=== DIRECTIONS FOR THIS TASK ===
Return the listing word for word, as given.

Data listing

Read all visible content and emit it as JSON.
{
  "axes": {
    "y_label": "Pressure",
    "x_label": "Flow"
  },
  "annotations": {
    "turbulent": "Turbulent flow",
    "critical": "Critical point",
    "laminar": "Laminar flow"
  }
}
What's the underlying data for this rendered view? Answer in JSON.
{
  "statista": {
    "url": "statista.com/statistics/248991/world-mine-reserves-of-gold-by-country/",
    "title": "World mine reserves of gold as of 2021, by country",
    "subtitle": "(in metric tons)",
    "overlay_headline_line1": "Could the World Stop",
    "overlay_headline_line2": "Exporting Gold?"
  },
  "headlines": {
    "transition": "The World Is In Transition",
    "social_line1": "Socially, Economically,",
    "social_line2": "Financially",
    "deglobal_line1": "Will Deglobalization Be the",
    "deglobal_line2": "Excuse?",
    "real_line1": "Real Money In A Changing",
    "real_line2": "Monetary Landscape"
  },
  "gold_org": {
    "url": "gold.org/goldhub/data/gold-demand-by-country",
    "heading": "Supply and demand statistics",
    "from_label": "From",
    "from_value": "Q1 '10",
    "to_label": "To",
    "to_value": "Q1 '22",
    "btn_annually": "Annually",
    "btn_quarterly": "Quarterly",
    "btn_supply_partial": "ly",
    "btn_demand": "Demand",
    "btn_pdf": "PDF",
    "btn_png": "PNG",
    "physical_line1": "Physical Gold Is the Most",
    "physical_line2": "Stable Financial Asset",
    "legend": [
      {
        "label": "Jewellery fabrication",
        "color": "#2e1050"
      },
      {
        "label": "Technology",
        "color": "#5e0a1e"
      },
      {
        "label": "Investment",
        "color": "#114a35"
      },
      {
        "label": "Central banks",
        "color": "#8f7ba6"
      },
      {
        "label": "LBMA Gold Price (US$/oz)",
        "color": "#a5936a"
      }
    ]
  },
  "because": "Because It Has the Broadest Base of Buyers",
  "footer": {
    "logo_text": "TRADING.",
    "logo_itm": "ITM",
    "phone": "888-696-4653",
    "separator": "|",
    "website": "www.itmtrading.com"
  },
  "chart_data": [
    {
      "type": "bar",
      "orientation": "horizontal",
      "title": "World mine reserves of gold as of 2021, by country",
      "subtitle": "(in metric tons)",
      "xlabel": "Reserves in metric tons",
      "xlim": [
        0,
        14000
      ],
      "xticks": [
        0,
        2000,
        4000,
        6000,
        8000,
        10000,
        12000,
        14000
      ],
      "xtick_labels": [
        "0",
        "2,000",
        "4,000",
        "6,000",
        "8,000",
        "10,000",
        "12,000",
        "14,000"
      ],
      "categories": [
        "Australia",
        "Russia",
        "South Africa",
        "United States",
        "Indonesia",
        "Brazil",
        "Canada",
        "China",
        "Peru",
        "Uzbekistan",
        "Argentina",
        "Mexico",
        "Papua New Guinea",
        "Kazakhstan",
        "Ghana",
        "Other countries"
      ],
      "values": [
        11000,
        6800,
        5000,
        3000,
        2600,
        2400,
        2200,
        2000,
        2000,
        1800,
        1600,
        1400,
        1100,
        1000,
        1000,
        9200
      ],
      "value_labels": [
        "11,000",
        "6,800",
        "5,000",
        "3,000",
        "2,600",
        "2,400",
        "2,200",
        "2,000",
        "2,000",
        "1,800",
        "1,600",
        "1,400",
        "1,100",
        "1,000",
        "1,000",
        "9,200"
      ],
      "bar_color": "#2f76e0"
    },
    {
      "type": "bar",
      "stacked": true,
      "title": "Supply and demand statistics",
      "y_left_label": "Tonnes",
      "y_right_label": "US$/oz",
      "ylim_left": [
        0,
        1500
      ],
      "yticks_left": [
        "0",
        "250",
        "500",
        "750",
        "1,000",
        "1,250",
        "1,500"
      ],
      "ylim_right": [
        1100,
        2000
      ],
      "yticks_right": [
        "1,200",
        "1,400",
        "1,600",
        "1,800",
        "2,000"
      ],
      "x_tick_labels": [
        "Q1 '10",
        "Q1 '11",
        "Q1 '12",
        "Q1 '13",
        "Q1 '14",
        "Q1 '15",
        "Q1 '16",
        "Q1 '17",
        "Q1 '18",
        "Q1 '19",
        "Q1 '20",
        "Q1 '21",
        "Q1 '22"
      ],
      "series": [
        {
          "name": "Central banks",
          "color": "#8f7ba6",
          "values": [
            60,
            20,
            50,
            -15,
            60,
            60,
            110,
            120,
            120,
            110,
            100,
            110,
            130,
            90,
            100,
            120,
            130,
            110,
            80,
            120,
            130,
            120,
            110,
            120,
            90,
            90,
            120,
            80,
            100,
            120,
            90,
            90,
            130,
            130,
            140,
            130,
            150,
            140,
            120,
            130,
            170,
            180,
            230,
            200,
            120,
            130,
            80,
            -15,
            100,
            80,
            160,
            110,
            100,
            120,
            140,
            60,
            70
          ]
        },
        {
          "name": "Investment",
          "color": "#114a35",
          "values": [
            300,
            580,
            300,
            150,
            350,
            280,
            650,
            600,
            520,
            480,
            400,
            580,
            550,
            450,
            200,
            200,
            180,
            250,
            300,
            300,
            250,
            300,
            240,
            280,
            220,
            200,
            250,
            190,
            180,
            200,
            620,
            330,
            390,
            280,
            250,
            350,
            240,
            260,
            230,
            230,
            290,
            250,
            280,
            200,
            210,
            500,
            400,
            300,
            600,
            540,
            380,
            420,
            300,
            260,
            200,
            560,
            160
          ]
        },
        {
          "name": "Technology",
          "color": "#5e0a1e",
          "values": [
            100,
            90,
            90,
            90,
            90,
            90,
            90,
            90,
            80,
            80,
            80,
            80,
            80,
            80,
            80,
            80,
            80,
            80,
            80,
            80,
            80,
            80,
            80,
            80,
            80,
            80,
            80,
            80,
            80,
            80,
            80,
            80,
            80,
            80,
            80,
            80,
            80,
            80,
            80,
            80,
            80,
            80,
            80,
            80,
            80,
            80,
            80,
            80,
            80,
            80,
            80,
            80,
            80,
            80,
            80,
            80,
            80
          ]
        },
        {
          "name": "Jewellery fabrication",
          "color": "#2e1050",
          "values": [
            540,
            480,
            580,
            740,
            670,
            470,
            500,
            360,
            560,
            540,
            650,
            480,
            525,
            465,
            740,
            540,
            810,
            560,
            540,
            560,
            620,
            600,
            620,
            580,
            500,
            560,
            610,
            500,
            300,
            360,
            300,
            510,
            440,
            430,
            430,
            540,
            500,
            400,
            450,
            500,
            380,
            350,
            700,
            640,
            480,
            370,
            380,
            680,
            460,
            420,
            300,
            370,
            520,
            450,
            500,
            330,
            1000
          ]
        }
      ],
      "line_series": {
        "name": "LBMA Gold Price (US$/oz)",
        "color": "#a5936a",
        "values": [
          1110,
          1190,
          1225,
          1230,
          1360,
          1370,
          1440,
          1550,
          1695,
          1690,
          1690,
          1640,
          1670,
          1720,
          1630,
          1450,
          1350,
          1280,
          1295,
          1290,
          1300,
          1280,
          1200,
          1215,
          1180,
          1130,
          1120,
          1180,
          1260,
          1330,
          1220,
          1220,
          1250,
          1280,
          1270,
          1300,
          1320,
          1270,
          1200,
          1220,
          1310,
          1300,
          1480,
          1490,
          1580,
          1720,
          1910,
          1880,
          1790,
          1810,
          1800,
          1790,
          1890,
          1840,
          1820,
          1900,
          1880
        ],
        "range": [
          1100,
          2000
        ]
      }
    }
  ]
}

=== ANSWER TO THIS TASK ===
Read all visible content and emit it as JSON.
{
  "axes": {
    "y_label": "Pressure",
    "x_label": "Flow"
  },
  "annotations": {
    "turbulent": "Turbulent flow",
    "critical": "Critical point",
    "laminar": "Laminar flow"
  }
}
What's the underlying data for this rendered view? Answer in JSON.
{
  "statista": {
    "url": "statista.com/statistics/248991/world-mine-reserves-of-gold-by-country/",
    "title": "World mine reserves of gold as of 2021, by country",
    "subtitle": "(in metric tons)",
    "overlay_headline_line1": "Could the World Stop",
    "overlay_headline_line2": "Exporting Gold?"
  },
  "headlines": {
    "transition": "The World Is In Transition",
    "social_line1": "Socially, Economically,",
    "social_line2": "Financially",
    "deglobal_line1": "Will Deglobalization Be the",
    "deglobal_line2": "Excuse?",
    "real_line1": "Real Money In A Changing",
    "real_line2": "Monetary Landscape"
  },
  "gold_org": {
    "url": "gold.org/goldhub/data/gold-demand-by-country",
    "heading": "Supply and demand statistics",
    "from_label": "From",
    "from_value": "Q1 '10",
    "to_label": "To",
    "to_value": "Q1 '22",
    "btn_annually": "Annually",
    "btn_quarterly": "Quarterly",
    "btn_supply_partial": "ly",
    "btn_demand": "Demand",
    "btn_pdf": "PDF",
    "btn_png": "PNG",
    "physical_line1": "Physical Gold Is the Most",
    "physical_line2": "Stable Financial Asset",
    "legend": [
      {
        "label": "Jewellery fabrication",
        "color": "#2e1050"
      },
      {
        "label": "Technology",
        "color": "#5e0a1e"
      },
      {
        "label": "Investment",
        "color": "#114a35"
      },
      {
        "label": "Central banks",
        "color": "#8f7ba6"
      },
      {
        "label": "LBMA Gold Price (US$/oz)",
        "color": "#a5936a"
      }
    ]
  },
  "because": "Because It Has the Broadest Base of Buyers",
  "footer": {
    "logo_text": "TRADING.",
    "logo_itm": "ITM",
    "phone": "888-696-4653",
    "separator": "|",
    "website": "www.itmtrading.com"
  },
  "chart_data": [
    {
      "type": "bar",
      "orientation": "horizontal",
      "title": "World mine reserves of gold as of 2021, by country",
      "subtitle": "(in metric tons)",
      "xlabel": "Reserves in metric tons",
      "xlim": [
        0,
        14000
      ],
      "xticks": [
        0,
        2000,
        4000,
        6000,
        8000,
        10000,
        12000,
        14000
      ],
      "xtick_labels": [
        "0",
        "2,000",
        "4,000",
        "6,000",
        "8,000",
        "10,000",
        "12,000",
        "14,000"
      ],
      "categories": [
        "Australia",
        "Russia",
        "South Africa",
        "United States",
        "Indonesia",
        "Brazil",
        "Canada",
        "China",
        "Peru",
        "Uzbekistan",
        "Argentina",
        "Mexico",
        "Papua New Guinea",
        "Kazakhstan",
        "Ghana",
        "Other countries"
      ],
      "values": [
        11000,
        6800,
        5000,
        3000,
        2600,
        2400,
        2200,
        2000,
        2000,
        1800,
        1600,
        1400,
        1100,
        1000,
        1000,
        9200
      ],
      "value_labels": [
        "11,000",
        "6,800",
        "5,000",
        "3,000",
        "2,600",
        "2,400",
        "2,200",
        "2,000",
        "2,000",
        "1,800",
        "1,600",
        "1,400",
        "1,100",
        "1,000",
        "1,000",
        "9,200"
      ],
      "bar_color": "#2f76e0"
    },
    {
      "type": "bar",
      "stacked": true,
      "title": "Supply and demand statistics",
      "y_left_label": "Tonnes",
      "y_right_label": "US$/oz",
      "ylim_left": [
        0,
        1500
      ],
      "yticks_left": [
        "0",
        "250",
        "500",
        "750",
        "1,000",
        "1,250",
        "1,500"
      ],
      "ylim_right": [
        1100,
        2000
      ],
      "yticks_right": [
        "1,200",
        "1,400",
        "1,600",
        "1,800",
        "2,000"
      ],
      "x_tick_labels": [
        "Q1 '10",
        "Q1 '11",
        "Q1 '12",
        "Q1 '13",
        "Q1 '14",
        "Q1 '15",
        "Q1 '16",
        "Q1 '17",
        "Q1 '18",
        "Q1 '19",
        "Q1 '20",
        "Q1 '21",
        "Q1 '22"
      ],
      "series": [
        {
          "name": "Central banks",
          "color": "#8f7ba6",
          "values": [
            60,
            20,
            50,
            -15,
            60,
            60,
            110,
            120,
            120,
            110,
            100,
            110,
            130,
            90,
            100,
            120,
            130,
            110,
            80,
            120,
            130,
            120,
            110,
            120,
            90,
            90,
            120,
            80,
            100,
            120,
            90,
            90,
            130,
            130,
            140,
            130,
            150,
            140,
            120,
            130,
            170,
            180,
            230,
            200,
            120,
            130,
            80,
            -15,
            100,
            80,
            160,
            110,
            100,
            120,
            140,
            60,
            70
          ]
        },
        {
          "name": "Investment",
          "color": "#114a35",
          "values": [
            300,
            580,
            300,
            150,
            350,
            280,
            650,
            600,
            520,
            480,
            400,
            580,
            550,
            450,
            200,
            200,
            180,
            250,
            300,
            300,
            250,
            300,
            240,
            280,
            220,
            200,
            250,
            190,
            180,
            200,
            620,
            330,
            390,
            280,
            250,
            350,
            240,
            260,
            230,
            230,
            290,
            250,
            280,
            200,
            210,
            500,
            400,
            300,
            600,
            540,
            380,
            420,
            300,
            260,
            200,
            560,
            160
          ]
        },
        {
          "name": "Technology",
          "color": "#5e0a1e",
          "values": [
            100,
            90,
            90,
            90,
            90,
            90,
            90,
            90,
            80,
            80,
            80,
            80,
            80,
            80,
            80,
            80,
            80,
            80,
            80,
            80,
            80,
            80,
            80,
            80,
            80,
            80,
            80,
            80,
            80,
            80,
            80,
            80,
            80,
            80,
            80,
            80,
            80,
            80,
            80,
            80,
            80,
            80,
            80,
            80,
            80,
            80,
            80,
            80,
            80,
            80,
            80,
            80,
            80,
            80,
            80,
            80,
            80
          ]
        },
        {
          "name": "Jewellery fabrication",
          "color": "#2e1050",
          "values": [
            540,
            480,
            580,
            740,
            670,
            470,
            500,
            360,
            560,
            540,
            650,
            480,
            525,
            465,
            740,
            540,
            810,
            560,
            540,
            560,
            620,
            600,
            620,
            580,
            500,
            560,
            610,
            500,
            300,
            360,
            300,
            510,
            440,
            430,
            430,
            540,
            500,
            400,
            450,
            500,
            380,
            350,
            700,
            640,
            480,
            370,
            380,
            680,
            460,
            420,
            300,
            370,
            520,
            450,
            500,
            330,
            1000
          ]
        }
      ],
      "line_series": {
        "name": "LBMA Gold Price (US$/oz)",
        "color": "#a5936a",
        "values": [
          1110,
          1190,
          1225,
          1230,
          1360,
          1370,
          1440,
          1550,
          1695,
          1690,
          1690,
          1640,
          1670,
          1720,
          1630,
          1450,
          1350,
          1280,
          1295,
          1290,
          1300,
          1280,
          1200,
          1215,
          1180,
          1130,
          1120,
          1180,
          1260,
          1330,
          1220,
          1220,
          1250,
          1280,
          1270,
          1300,
          1320,
          1270,
          1200,
          1220,
          1310,
          1300,
          1480,
          1490,
          1580,
          1720,
          1910,
          1880,
          1790,
          1810,
          1800,
          1790,
          1890,
          1840,
          1820,
          1900,
          1880
        ],
        "range": [
          1100,
          2000
        ]
      }
    }
  ]
}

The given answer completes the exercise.